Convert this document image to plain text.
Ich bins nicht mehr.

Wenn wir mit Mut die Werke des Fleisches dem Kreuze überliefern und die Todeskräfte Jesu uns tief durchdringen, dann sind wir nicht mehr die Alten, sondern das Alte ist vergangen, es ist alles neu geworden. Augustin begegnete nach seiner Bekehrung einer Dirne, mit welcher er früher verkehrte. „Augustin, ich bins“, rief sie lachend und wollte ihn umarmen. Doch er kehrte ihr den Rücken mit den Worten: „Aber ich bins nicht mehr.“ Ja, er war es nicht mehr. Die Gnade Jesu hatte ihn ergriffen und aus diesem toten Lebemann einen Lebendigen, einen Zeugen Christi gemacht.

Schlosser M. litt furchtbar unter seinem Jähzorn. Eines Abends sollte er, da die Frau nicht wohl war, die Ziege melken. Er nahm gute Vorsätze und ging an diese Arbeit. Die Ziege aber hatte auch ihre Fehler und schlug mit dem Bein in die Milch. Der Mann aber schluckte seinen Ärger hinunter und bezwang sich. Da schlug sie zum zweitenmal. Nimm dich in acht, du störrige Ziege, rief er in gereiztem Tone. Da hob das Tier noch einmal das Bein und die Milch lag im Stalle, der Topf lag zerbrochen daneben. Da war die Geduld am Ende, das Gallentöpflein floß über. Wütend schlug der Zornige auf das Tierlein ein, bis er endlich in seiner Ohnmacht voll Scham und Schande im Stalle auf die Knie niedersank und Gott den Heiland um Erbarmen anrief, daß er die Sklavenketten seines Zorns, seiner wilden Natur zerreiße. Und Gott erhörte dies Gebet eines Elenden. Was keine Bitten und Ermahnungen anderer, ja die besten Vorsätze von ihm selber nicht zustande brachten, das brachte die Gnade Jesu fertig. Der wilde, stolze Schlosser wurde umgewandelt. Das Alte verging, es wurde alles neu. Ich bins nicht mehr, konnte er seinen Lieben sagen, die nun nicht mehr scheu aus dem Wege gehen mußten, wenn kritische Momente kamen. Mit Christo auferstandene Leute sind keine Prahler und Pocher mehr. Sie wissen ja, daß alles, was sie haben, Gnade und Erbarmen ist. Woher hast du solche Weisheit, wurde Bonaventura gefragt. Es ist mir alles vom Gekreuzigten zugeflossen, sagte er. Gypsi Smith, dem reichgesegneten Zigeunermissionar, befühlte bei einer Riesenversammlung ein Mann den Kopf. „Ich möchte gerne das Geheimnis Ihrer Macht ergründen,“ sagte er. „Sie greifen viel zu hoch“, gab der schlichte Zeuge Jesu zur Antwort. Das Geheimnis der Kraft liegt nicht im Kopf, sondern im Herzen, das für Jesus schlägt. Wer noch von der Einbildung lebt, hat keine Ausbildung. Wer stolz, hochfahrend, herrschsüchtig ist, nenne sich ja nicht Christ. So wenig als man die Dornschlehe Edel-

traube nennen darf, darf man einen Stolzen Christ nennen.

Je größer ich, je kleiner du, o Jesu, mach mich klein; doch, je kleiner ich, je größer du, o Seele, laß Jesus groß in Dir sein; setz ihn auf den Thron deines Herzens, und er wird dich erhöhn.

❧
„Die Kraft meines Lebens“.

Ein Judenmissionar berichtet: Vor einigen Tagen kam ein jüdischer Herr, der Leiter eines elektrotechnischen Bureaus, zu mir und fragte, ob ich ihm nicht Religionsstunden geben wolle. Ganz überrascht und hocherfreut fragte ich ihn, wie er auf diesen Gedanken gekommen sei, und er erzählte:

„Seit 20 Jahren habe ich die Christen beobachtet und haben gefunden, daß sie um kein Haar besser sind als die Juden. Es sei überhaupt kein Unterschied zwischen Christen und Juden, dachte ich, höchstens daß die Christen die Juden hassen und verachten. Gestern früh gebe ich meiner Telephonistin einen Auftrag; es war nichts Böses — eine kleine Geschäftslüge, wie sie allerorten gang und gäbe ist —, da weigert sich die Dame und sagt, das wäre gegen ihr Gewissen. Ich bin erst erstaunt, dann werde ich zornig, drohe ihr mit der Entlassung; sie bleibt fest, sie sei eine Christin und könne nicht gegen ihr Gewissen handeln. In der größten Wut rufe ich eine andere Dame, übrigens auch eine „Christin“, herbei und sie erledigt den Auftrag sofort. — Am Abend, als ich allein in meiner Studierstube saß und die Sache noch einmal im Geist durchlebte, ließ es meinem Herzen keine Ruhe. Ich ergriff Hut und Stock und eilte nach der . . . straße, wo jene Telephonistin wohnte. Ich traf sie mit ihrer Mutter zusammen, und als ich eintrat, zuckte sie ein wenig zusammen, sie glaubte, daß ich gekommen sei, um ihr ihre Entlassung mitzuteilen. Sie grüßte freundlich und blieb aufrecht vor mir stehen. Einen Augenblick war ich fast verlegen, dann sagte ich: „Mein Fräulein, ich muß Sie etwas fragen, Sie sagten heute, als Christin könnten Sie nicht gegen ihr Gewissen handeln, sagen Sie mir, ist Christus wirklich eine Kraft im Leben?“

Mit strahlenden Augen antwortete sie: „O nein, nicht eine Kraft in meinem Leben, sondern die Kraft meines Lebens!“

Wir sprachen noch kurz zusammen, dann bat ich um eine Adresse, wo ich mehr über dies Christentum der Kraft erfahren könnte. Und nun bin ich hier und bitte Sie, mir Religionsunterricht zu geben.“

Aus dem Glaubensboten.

The problem: Among the lines of the data, identify those with the word "Lebens". Copy each of them.

Problem solution:
„Die Kraft meines Lebens“.
Mit strahlenden Augen antwortete sie: „O nein, nicht eine Kraft in meinem Leben, sondern die Kraft meines Lebens!“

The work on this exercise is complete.